Stated task =
Print the whole listing exactly.

Excerpted data =
::::

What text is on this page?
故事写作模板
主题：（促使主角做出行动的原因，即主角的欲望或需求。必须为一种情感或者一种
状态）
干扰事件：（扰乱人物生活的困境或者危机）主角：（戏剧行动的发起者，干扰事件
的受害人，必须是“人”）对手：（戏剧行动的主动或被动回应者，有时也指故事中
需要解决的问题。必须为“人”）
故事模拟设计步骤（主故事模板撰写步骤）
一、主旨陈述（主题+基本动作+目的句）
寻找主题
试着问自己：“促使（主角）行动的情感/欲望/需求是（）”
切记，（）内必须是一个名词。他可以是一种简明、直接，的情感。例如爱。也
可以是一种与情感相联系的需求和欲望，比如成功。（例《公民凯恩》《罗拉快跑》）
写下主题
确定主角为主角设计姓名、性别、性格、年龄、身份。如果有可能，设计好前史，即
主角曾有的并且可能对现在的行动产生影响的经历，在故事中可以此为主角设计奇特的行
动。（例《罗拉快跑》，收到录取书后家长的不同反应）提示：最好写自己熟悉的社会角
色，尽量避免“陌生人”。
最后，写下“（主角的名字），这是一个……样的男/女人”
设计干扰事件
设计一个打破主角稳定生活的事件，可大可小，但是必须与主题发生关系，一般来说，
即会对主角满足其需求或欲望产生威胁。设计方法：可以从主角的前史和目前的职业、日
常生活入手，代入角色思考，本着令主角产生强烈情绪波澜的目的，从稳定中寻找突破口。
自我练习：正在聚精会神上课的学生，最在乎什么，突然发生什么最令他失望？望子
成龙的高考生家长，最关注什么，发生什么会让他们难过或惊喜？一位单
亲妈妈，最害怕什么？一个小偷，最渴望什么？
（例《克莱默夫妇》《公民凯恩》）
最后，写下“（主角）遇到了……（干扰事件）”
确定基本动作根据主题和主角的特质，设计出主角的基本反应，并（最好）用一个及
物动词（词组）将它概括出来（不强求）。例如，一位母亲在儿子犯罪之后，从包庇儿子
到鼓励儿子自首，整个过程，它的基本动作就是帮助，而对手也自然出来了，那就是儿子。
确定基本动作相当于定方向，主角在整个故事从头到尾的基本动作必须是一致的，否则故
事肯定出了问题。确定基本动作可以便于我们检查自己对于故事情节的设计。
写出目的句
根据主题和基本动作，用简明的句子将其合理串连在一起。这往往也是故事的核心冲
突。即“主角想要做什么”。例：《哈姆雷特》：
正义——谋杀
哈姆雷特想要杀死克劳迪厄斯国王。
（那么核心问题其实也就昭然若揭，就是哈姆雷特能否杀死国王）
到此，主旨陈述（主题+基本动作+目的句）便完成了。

::::

Finished exercise =
What text is on this page?
故事写作模板
主题：（促使主角做出行动的原因，即主角的欲望或需求。必须为一种情感或者一种
状态）
干扰事件：（扰乱人物生活的困境或者危机）主角：（戏剧行动的发起者，干扰事件
的受害人，必须是“人”）对手：（戏剧行动的主动或被动回应者，有时也指故事中
需要解决的问题。必须为“人”）
故事模拟设计步骤（主故事模板撰写步骤）
一、主旨陈述（主题+基本动作+目的句）
寻找主题
试着问自己：“促使（主角）行动的情感/欲望/需求是（）”
切记，（）内必须是一个名词。他可以是一种简明、直接，的情感。例如爱。也
可以是一种与情感相联系的需求和欲望，比如成功。（例《公民凯恩》《罗拉快跑》）
写下主题
确定主角为主角设计姓名、性别、性格、年龄、身份。如果有可能，设计好前史，即
主角曾有的并且可能对现在的行动产生影响的经历，在故事中可以此为主角设计奇特的行
动。（例《罗拉快跑》，收到录取书后家长的不同反应）提示：最好写自己熟悉的社会角
色，尽量避免“陌生人”。
最后，写下“（主角的名字），这是一个……样的男/女人”
设计干扰事件
设计一个打破主角稳定生活的事件，可大可小，但是必须与主题发生关系，一般来说，
即会对主角满足其需求或欲望产生威胁。设计方法：可以从主角的前史和目前的职业、日
常生活入手，代入角色思考，本着令主角产生强烈情绪波澜的目的，从稳定中寻找突破口。
自我练习：正在聚精会神上课的学生，最在乎什么，突然发生什么最令他失望？望子
成龙的高考生家长，最关注什么，发生什么会让他们难过或惊喜？一位单
亲妈妈，最害怕什么？一个小偷，最渴望什么？
（例《克莱默夫妇》《公民凯恩》）
最后，写下“（主角）遇到了……（干扰事件）”
确定基本动作根据主题和主角的特质，设计出主角的基本反应，并（最好）用一个及
物动词（词组）将它概括出来（不强求）。例如，一位母亲在儿子犯罪之后，从包庇儿子
到鼓励儿子自首，整个过程，它的基本动作就是帮助，而对手也自然出来了，那就是儿子。
确定基本动作相当于定方向，主角在整个故事从头到尾的基本动作必须是一致的，否则故
事肯定出了问题。确定基本动作可以便于我们检查自己对于故事情节的设计。
写出目的句
根据主题和基本动作，用简明的句子将其合理串连在一起。这往往也是故事的核心冲
突。即“主角想要做什么”。例：《哈姆雷特》：
正义——谋杀
哈姆雷特想要杀死克劳迪厄斯国王。
（那么核心问题其实也就昭然若揭，就是哈姆雷特能否杀死国王）
到此，主旨陈述（主题+基本动作+目的句）便完成了。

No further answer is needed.